» WRITTEN PROBLEM: In the listing below, locate the lines that hold "dont" and copy them.

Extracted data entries
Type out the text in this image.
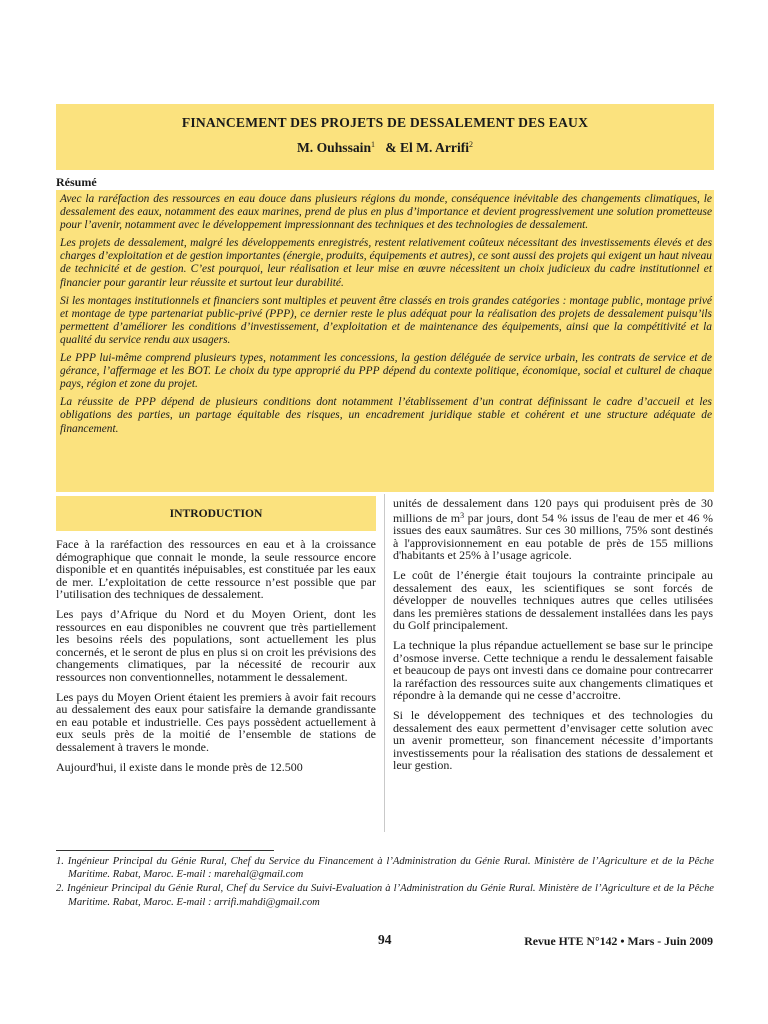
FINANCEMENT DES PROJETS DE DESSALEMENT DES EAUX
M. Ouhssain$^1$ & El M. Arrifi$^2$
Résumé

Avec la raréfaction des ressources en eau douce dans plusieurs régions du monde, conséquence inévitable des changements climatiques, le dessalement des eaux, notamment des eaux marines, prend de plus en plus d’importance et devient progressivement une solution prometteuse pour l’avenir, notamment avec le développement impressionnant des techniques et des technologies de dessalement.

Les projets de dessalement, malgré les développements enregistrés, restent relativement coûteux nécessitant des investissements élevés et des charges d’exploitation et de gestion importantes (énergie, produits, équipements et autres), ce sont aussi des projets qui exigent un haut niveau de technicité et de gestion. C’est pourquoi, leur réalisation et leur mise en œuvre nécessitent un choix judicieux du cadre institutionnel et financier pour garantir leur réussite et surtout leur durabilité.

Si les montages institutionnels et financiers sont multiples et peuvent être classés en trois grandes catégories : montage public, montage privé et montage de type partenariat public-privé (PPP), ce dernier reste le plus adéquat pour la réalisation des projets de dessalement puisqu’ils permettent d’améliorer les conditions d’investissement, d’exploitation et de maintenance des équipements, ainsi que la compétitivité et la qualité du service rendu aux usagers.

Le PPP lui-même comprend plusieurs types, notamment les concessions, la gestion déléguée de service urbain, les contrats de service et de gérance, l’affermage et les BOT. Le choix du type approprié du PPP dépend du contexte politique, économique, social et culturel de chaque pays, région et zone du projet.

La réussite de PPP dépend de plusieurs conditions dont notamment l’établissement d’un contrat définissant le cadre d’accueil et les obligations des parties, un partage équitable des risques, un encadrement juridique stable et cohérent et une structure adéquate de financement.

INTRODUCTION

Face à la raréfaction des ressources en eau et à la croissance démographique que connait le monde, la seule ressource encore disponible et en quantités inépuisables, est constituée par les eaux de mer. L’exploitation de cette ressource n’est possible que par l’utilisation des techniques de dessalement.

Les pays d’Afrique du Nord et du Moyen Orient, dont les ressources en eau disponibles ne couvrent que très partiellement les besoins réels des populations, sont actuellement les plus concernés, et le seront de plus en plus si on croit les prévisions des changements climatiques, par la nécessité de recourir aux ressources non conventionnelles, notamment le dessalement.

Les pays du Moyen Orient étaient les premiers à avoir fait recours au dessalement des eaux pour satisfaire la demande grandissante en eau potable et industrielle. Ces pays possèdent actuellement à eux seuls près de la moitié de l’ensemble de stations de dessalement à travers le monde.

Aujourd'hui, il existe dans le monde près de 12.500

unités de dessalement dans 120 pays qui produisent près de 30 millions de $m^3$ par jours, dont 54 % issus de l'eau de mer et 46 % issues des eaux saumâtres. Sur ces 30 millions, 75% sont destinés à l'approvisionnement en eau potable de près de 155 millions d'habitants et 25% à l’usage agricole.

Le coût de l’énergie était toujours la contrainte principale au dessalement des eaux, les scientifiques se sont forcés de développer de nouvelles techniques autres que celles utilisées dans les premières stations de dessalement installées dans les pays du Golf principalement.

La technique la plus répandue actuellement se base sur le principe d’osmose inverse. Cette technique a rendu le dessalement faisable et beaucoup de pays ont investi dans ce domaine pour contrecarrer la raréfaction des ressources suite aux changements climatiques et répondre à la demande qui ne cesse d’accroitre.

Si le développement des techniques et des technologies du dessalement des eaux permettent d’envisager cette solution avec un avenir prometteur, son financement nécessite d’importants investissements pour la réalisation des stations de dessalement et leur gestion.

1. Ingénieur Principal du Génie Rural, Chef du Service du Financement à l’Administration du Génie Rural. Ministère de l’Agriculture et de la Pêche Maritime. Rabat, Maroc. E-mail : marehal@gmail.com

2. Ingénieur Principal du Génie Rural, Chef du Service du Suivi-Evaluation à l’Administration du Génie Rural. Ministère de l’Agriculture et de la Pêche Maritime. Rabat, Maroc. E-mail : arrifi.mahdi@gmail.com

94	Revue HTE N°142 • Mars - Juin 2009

» FULL SOLUTION:
La réussite de PPP dépend de plusieurs conditions dont notamment l’établissement d’un contrat définissant le cadre d’accueil et les obligations des parties, un partage équitable des risques, un encadrement juridique stable et cohérent et une structure adéquate de financement.
Les pays d’Afrique du Nord et du Moyen Orient, dont les ressources en eau disponibles ne couvrent que très partiellement les besoins réels des populations, sont actuellement les plus concernés, et le seront de plus en plus si on croit les prévisions des changements climatiques, par la nécessité de recourir aux ressources non conventionnelles, notamment le dessalement.
unités de dessalement dans 120 pays qui produisent près de 30 millions de $m^3$ par jours, dont 54 % issus de l'eau de mer et 46 % issues des eaux saumâtres. Sur ces 30 millions, 75% sont destinés à l'approvisionnement en eau potable de près de 155 millions d'habitants et 25% à l’usage agricole.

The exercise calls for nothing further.